_EXERCISE GOAL_
Copy out the data below as written; omit any images.

_DATA EXTRACT_

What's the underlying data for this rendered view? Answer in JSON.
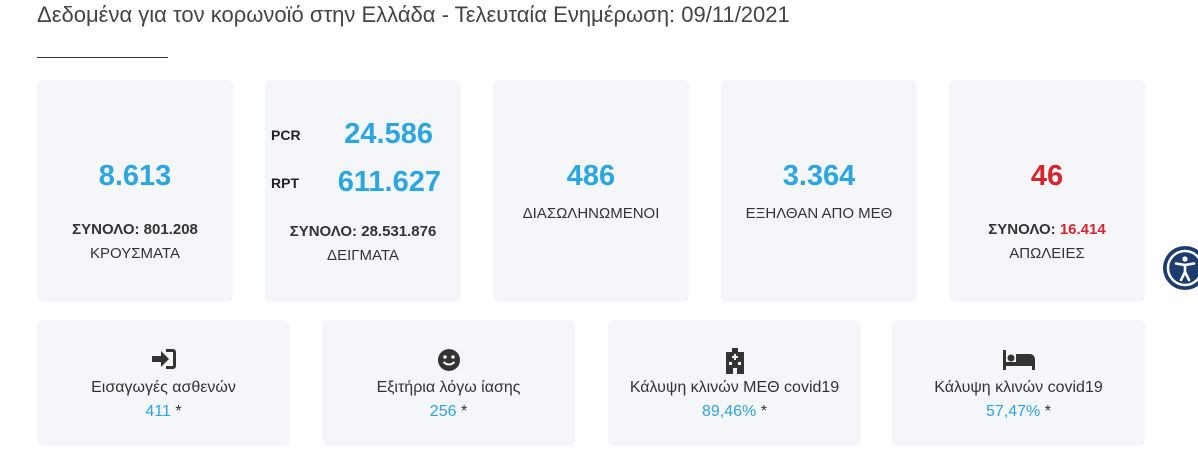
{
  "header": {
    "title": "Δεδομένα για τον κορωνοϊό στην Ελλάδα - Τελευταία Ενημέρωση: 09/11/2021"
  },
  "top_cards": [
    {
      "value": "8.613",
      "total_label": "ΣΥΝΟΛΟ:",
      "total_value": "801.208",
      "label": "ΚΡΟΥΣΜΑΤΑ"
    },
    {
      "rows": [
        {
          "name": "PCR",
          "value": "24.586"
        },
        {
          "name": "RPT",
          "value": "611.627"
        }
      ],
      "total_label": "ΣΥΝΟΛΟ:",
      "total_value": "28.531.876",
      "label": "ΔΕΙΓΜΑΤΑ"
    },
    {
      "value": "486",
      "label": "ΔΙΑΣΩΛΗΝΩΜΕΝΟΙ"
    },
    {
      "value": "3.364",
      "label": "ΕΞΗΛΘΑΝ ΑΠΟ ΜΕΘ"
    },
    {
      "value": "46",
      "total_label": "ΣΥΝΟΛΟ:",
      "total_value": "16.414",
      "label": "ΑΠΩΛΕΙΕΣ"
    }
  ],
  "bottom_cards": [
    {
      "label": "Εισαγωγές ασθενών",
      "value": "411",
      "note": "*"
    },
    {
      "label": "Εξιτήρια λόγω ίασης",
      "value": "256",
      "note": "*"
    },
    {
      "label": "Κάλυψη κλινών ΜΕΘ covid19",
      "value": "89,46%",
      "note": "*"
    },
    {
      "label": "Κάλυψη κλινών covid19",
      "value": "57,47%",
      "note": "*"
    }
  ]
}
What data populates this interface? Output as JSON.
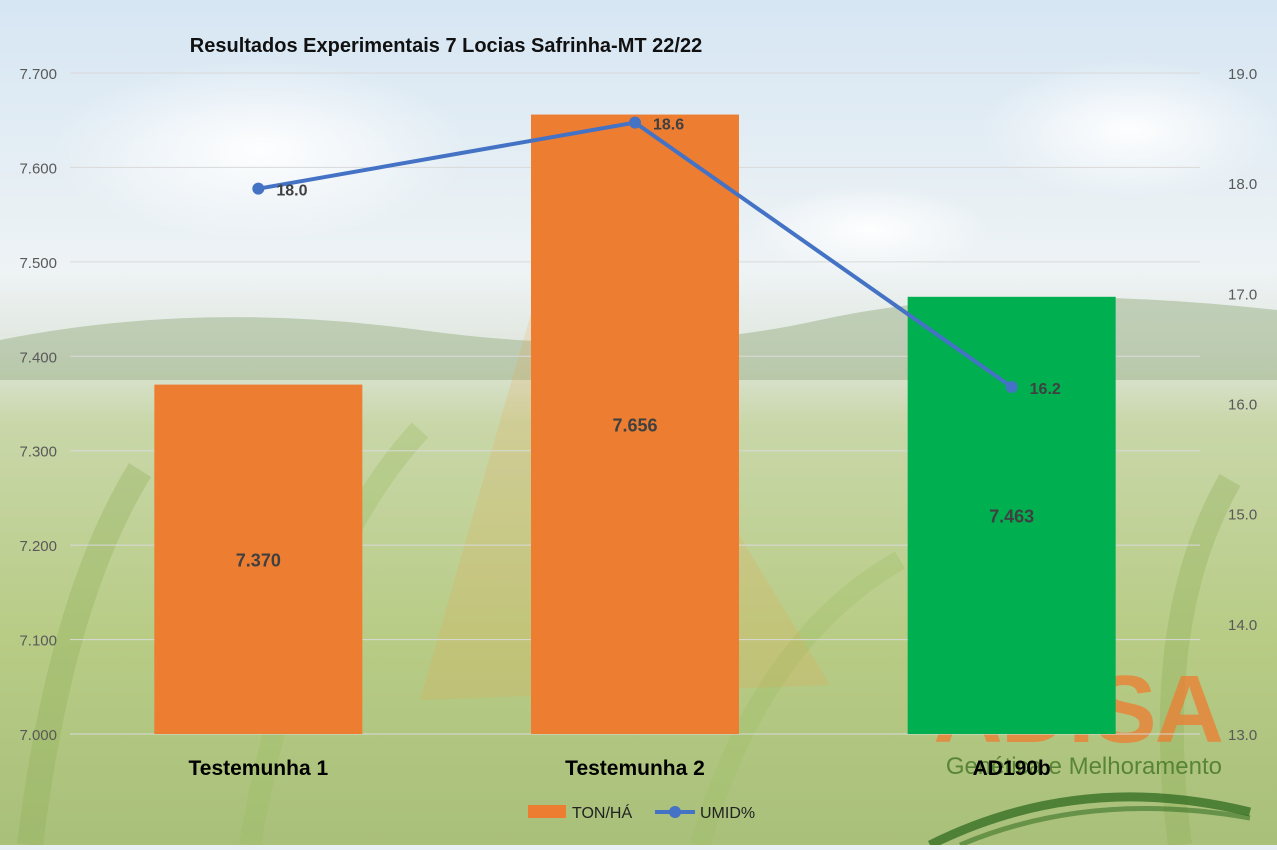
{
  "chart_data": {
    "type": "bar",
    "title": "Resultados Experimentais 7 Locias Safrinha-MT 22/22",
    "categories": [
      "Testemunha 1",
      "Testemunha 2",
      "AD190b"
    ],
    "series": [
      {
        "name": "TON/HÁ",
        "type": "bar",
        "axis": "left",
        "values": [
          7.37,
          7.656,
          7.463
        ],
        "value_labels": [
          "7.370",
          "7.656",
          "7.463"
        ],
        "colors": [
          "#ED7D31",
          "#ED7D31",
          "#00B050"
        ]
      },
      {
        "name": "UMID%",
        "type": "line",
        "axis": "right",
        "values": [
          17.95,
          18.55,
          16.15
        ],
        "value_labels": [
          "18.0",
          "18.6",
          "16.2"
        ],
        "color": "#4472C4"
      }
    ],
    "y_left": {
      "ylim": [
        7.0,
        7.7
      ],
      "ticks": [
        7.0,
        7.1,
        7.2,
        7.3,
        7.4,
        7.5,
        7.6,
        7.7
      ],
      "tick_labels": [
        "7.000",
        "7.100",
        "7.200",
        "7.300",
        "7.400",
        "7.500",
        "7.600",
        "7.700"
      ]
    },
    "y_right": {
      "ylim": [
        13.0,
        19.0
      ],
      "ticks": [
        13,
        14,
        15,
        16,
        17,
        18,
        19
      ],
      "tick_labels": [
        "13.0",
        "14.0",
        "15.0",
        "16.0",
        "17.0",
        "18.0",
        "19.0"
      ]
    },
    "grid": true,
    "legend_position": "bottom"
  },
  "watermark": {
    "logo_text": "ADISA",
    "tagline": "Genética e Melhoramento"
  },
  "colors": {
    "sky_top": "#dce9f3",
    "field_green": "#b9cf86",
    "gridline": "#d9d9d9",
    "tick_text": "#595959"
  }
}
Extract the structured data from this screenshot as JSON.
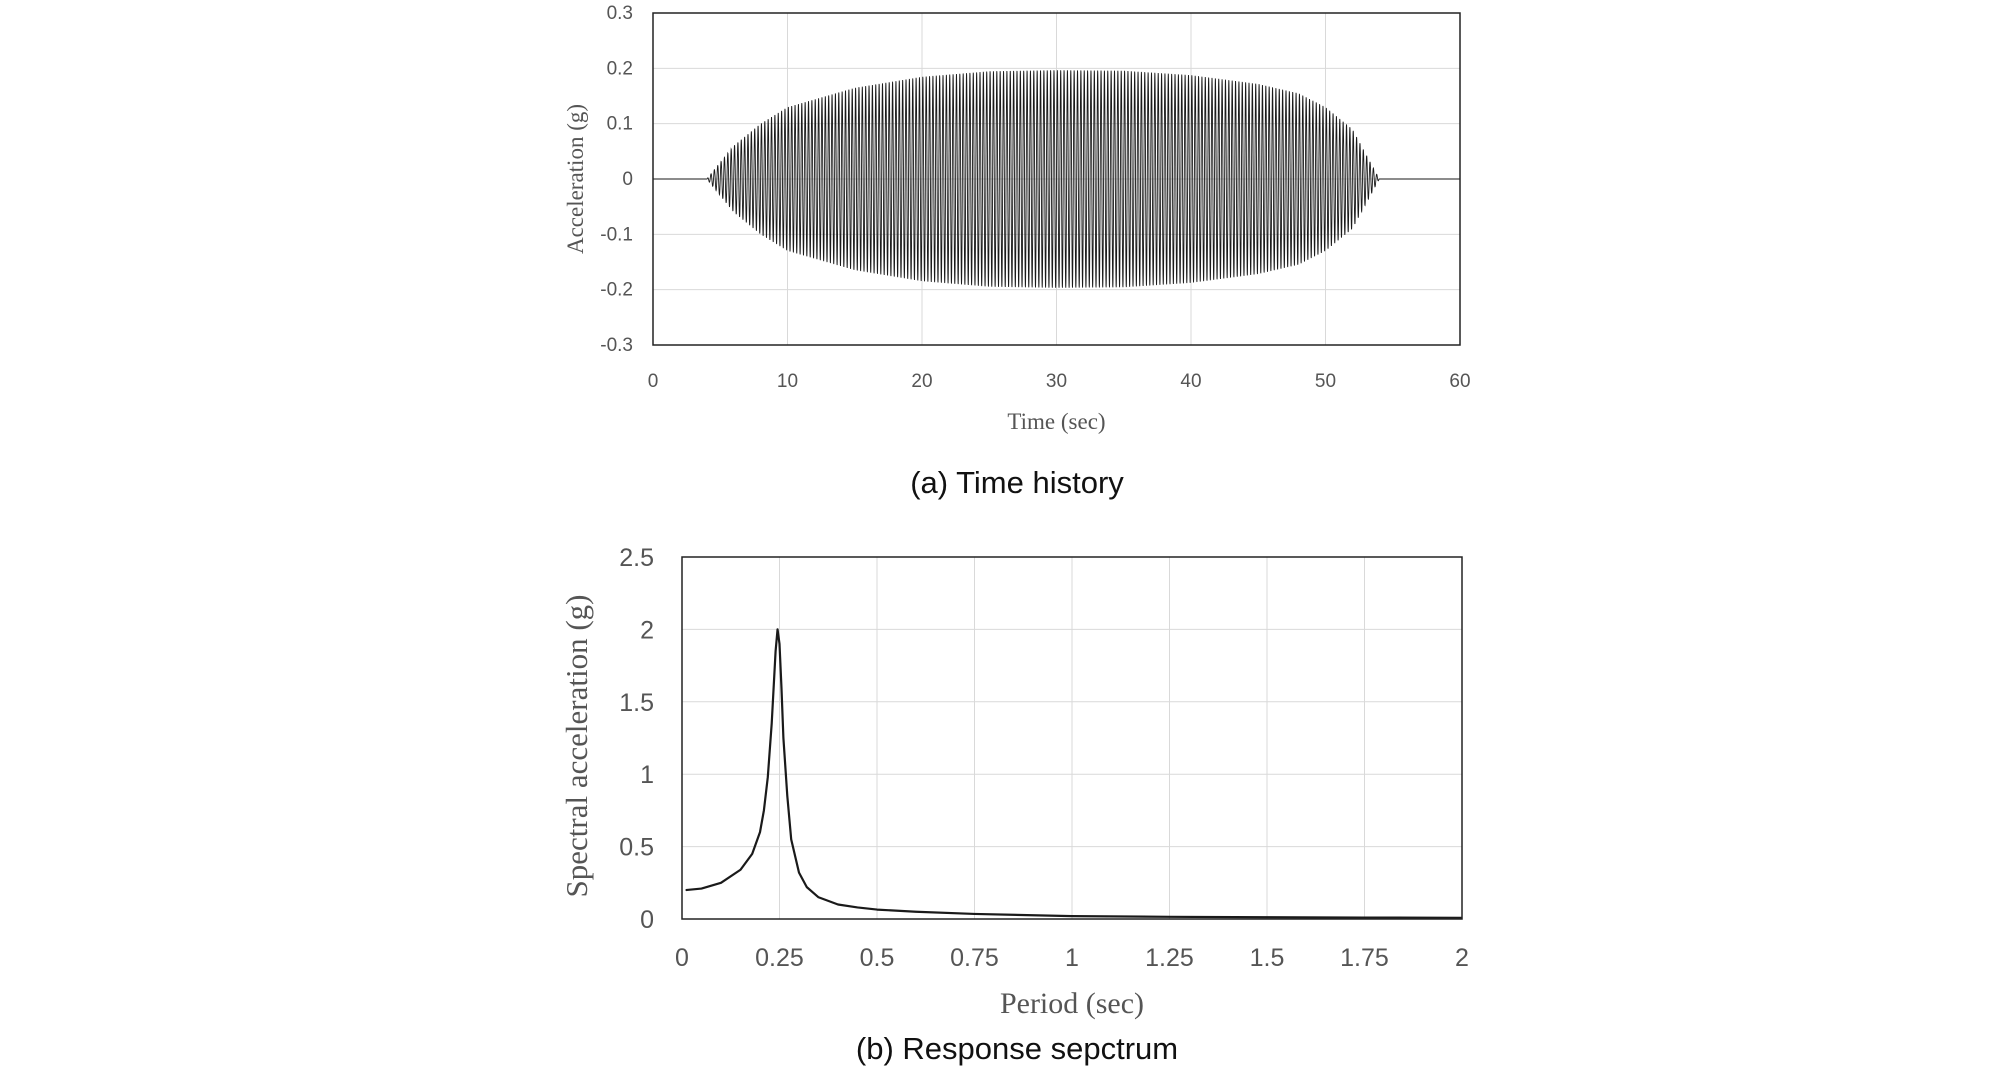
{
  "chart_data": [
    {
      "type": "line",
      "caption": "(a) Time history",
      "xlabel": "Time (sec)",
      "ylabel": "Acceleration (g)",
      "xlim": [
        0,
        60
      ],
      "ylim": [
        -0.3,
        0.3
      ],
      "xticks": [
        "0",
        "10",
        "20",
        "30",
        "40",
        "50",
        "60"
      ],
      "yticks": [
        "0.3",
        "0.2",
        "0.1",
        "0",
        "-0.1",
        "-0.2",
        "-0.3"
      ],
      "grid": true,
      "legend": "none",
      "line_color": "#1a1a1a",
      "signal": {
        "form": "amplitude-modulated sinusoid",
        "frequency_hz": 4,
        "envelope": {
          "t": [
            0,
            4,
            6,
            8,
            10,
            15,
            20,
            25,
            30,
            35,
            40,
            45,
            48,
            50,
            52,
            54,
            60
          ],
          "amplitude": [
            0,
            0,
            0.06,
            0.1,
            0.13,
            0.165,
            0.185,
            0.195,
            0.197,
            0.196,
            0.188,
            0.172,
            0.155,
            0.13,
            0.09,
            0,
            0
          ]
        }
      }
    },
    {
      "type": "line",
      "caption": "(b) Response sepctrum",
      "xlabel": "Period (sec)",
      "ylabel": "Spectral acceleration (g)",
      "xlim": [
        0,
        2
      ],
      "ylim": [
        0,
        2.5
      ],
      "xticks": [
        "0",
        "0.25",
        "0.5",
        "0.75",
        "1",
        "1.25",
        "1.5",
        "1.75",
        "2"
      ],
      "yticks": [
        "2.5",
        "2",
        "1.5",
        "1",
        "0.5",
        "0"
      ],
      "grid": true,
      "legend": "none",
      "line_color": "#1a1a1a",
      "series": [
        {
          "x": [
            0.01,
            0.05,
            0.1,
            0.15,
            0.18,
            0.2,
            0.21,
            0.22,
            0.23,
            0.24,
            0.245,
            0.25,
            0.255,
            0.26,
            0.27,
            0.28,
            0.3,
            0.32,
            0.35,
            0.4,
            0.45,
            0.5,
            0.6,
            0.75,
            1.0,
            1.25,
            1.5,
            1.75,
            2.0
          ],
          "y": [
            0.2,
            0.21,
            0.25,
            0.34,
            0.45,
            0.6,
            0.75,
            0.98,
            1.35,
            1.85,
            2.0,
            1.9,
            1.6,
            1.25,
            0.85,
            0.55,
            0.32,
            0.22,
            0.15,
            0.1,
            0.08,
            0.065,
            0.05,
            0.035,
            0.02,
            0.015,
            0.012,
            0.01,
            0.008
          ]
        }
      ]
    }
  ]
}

_OUTPUT FOR THIS TASK_
What's the underlying data for this rendered view? Answer in JSON.
{
  "header": {
    "title": "Δεδομένα για τον κορωνοϊό στην Ελλάδα - Τελευταία Ενημέρωση: 09/11/2021"
  },
  "top_cards": [
    {
      "value": "8.613",
      "total_label": "ΣΥΝΟΛΟ:",
      "total_value": "801.208",
      "label": "ΚΡΟΥΣΜΑΤΑ"
    },
    {
      "rows": [
        {
          "name": "PCR",
          "value": "24.586"
        },
        {
          "name": "RPT",
          "value": "611.627"
        }
      ],
      "total_label": "ΣΥΝΟΛΟ:",
      "total_value": "28.531.876",
      "label": "ΔΕΙΓΜΑΤΑ"
    },
    {
      "value": "486",
      "label": "ΔΙΑΣΩΛΗΝΩΜΕΝΟΙ"
    },
    {
      "value": "3.364",
      "label": "ΕΞΗΛΘΑΝ ΑΠΟ ΜΕΘ"
    },
    {
      "value": "46",
      "total_label": "ΣΥΝΟΛΟ:",
      "total_value": "16.414",
      "label": "ΑΠΩΛΕΙΕΣ"
    }
  ],
  "bottom_cards": [
    {
      "label": "Εισαγωγές ασθενών",
      "value": "411",
      "note": "*"
    },
    {
      "label": "Εξιτήρια λόγω ίασης",
      "value": "256",
      "note": "*"
    },
    {
      "label": "Κάλυψη κλινών ΜΕΘ covid19",
      "value": "89,46%",
      "note": "*"
    },
    {
      "label": "Κάλυψη κλινών covid19",
      "value": "57,47%",
      "note": "*"
    }
  ]
}
What data populates this interface? Output as JSON.
{
  "chart_data": {
    "type": "bar",
    "title": "Resultados Experimentais 7 Locias Safrinha-MT 22/22",
    "categories": [
      "Testemunha 1",
      "Testemunha 2",
      "AD190b"
    ],
    "series": [
      {
        "name": "TON/HÁ",
        "type": "bar",
        "axis": "left",
        "values": [
          7.37,
          7.656,
          7.463
        ],
        "value_labels": [
          "7.370",
          "7.656",
          "7.463"
        ],
        "colors": [
          "#ED7D31",
          "#ED7D31",
          "#00B050"
        ]
      },
      {
        "name": "UMID%",
        "type": "line",
        "axis": "right",
        "values": [
          17.95,
          18.55,
          16.15
        ],
        "value_labels": [
          "18.0",
          "18.6",
          "16.2"
        ],
        "color": "#4472C4"
      }
    ],
    "y_left": {
      "ylim": [
        7.0,
        7.7
      ],
      "ticks": [
        7.0,
        7.1,
        7.2,
        7.3,
        7.4,
        7.5,
        7.6,
        7.7
      ],
      "tick_labels": [
        "7.000",
        "7.100",
        "7.200",
        "7.300",
        "7.400",
        "7.500",
        "7.600",
        "7.700"
      ]
    },
    "y_right": {
      "ylim": [
        13.0,
        19.0
      ],
      "ticks": [
        13,
        14,
        15,
        16,
        17,
        18,
        19
      ],
      "tick_labels": [
        "13.0",
        "14.0",
        "15.0",
        "16.0",
        "17.0",
        "18.0",
        "19.0"
      ]
    },
    "grid": true,
    "legend_position": "bottom"
  },
  "watermark": {
    "logo_text": "ADISA",
    "tagline": "Genética e Melhoramento"
  },
  "colors": {
    "sky_top": "#dce9f3",
    "field_green": "#b9cf86",
    "gridline": "#d9d9d9",
    "tick_text": "#595959"
  }
}
Extract the structured data from this screenshot as JSON.
{
  "chart_data": [
    {
      "type": "line",
      "caption": "(a) Time history",
      "xlabel": "Time (sec)",
      "ylabel": "Acceleration (g)",
      "xlim": [
        0,
        60
      ],
      "ylim": [
        -0.3,
        0.3
      ],
      "xticks": [
        "0",
        "10",
        "20",
        "30",
        "40",
        "50",
        "60"
      ],
      "yticks": [
        "0.3",
        "0.2",
        "0.1",
        "0",
        "-0.1",
        "-0.2",
        "-0.3"
      ],
      "grid": true,
      "legend": "none",
      "line_color": "#1a1a1a",
      "signal": {
        "form": "amplitude-modulated sinusoid",
        "frequency_hz": 4,
        "envelope": {
          "t": [
            0,
            4,
            6,
            8,
            10,
            15,
            20,
            25,
            30,
            35,
            40,
            45,
            48,
            50,
            52,
            54,
            60
          ],
          "amplitude": [
            0,
            0,
            0.06,
            0.1,
            0.13,
            0.165,
            0.185,
            0.195,
            0.197,
            0.196,
            0.188,
            0.172,
            0.155,
            0.13,
            0.09,
            0,
            0
          ]
        }
      }
    },
    {
      "type": "line",
      "caption": "(b) Response sepctrum",
      "xlabel": "Period (sec)",
      "ylabel": "Spectral acceleration (g)",
      "xlim": [
        0,
        2
      ],
      "ylim": [
        0,
        2.5
      ],
      "xticks": [
        "0",
        "0.25",
        "0.5",
        "0.75",
        "1",
        "1.25",
        "1.5",
        "1.75",
        "2"
      ],
      "yticks": [
        "2.5",
        "2",
        "1.5",
        "1",
        "0.5",
        "0"
      ],
      "grid": true,
      "legend": "none",
      "line_color": "#1a1a1a",
      "series": [
        {
          "x": [
            0.01,
            0.05,
            0.1,
            0.15,
            0.18,
            0.2,
            0.21,
            0.22,
            0.23,
            0.24,
            0.245,
            0.25,
            0.255,
            0.26,
            0.27,
            0.28,
            0.3,
            0.32,
            0.35,
            0.4,
            0.45,
            0.5,
            0.6,
            0.75,
            1.0,
            1.25,
            1.5,
            1.75,
            2.0
          ],
          "y": [
            0.2,
            0.21,
            0.25,
            0.34,
            0.45,
            0.6,
            0.75,
            0.98,
            1.35,
            1.85,
            2.0,
            1.9,
            1.6,
            1.25,
            0.85,
            0.55,
            0.32,
            0.22,
            0.15,
            0.1,
            0.08,
            0.065,
            0.05,
            0.035,
            0.02,
            0.015,
            0.012,
            0.01,
            0.008
          ]
        }
      ]
    }
  ]
}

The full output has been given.